▶ _WHAT IS BEING ASKED_
Extract every line of the material below and reproduce it faithfully.

━━ EXCERPTED DATA

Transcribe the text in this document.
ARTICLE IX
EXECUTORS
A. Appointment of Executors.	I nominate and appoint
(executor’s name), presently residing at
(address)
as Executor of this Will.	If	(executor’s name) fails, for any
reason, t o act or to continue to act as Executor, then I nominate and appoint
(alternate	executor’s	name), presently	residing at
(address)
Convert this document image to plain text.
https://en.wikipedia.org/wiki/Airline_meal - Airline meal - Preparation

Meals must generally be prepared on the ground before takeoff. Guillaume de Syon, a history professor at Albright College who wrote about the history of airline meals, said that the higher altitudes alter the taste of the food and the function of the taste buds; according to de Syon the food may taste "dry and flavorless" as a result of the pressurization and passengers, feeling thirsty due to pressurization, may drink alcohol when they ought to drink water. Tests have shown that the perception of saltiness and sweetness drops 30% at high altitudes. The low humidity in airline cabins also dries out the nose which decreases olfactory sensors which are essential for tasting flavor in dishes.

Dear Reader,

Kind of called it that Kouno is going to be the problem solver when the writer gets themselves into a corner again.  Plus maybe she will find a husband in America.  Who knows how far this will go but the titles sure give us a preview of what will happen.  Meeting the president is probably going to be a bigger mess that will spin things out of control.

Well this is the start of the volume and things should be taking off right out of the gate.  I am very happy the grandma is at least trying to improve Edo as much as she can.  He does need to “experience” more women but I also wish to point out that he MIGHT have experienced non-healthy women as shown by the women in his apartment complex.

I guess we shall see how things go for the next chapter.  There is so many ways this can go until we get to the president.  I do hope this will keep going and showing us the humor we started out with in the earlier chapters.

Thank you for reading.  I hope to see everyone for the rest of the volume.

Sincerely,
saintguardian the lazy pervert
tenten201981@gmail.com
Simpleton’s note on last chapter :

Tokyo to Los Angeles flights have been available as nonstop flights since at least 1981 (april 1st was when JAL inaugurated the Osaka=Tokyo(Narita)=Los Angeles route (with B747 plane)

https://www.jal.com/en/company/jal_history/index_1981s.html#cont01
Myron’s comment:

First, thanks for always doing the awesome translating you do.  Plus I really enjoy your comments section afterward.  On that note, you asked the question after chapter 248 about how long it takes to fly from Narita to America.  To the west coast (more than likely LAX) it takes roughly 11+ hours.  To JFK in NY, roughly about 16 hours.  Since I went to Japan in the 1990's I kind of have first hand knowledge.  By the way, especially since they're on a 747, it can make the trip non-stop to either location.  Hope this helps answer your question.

━━━━

▶ _SOLVED EXERCISE_
Transcribe the text in this document.
ARTICLE IX
EXECUTORS
A. Appointment of Executors.	I nominate and appoint
(executor’s name), presently residing at
(address)
as Executor of this Will.	If	(executor’s name) fails, for any
reason, t o act or to continue to act as Executor, then I nominate and appoint
(alternate	executor’s	name), presently	residing at
(address)
Convert this document image to plain text.
https://en.wikipedia.org/wiki/Airline_meal - Airline meal - Preparation

Meals must generally be prepared on the ground before takeoff. Guillaume de Syon, a history professor at Albright College who wrote about the history of airline meals, said that the higher altitudes alter the taste of the food and the function of the taste buds; according to de Syon the food may taste "dry and flavorless" as a result of the pressurization and passengers, feeling thirsty due to pressurization, may drink alcohol when they ought to drink water. Tests have shown that the perception of saltiness and sweetness drops 30% at high altitudes. The low humidity in airline cabins also dries out the nose which decreases olfactory sensors which are essential for tasting flavor in dishes.

Dear Reader,

Kind of called it that Kouno is going to be the problem solver when the writer gets themselves into a corner again.  Plus maybe she will find a husband in America.  Who knows how far this will go but the titles sure give us a preview of what will happen.  Meeting the president is probably going to be a bigger mess that will spin things out of control.

Well this is the start of the volume and things should be taking off right out of the gate.  I am very happy the grandma is at least trying to improve Edo as much as she can.  He does need to “experience” more women but I also wish to point out that he MIGHT have experienced non-healthy women as shown by the women in his apartment complex.

I guess we shall see how things go for the next chapter.  There is so many ways this can go until we get to the president.  I do hope this will keep going and showing us the humor we started out with in the earlier chapters.

Thank you for reading.  I hope to see everyone for the rest of the volume.

Sincerely,
saintguardian the lazy pervert
tenten201981@gmail.com
Simpleton’s note on last chapter :

Tokyo to Los Angeles flights have been available as nonstop flights since at least 1981 (april 1st was when JAL inaugurated the Osaka=Tokyo(Narita)=Los Angeles route (with B747 plane)

https://www.jal.com/en/company/jal_history/index_1981s.html#cont01
Myron’s comment:

First, thanks for always doing the awesome translating you do.  Plus I really enjoy your comments section afterward.  On that note, you asked the question after chapter 248 about how long it takes to fly from Narita to America.  To the west coast (more than likely LAX) it takes roughly 11+ hours.  To JFK in NY, roughly about 16 hours.  Since I went to Japan in the 1990's I kind of have first hand knowledge.  By the way, especially since they're on a 747, it can make the trip non-stop to either location.  Hope this helps answer your question.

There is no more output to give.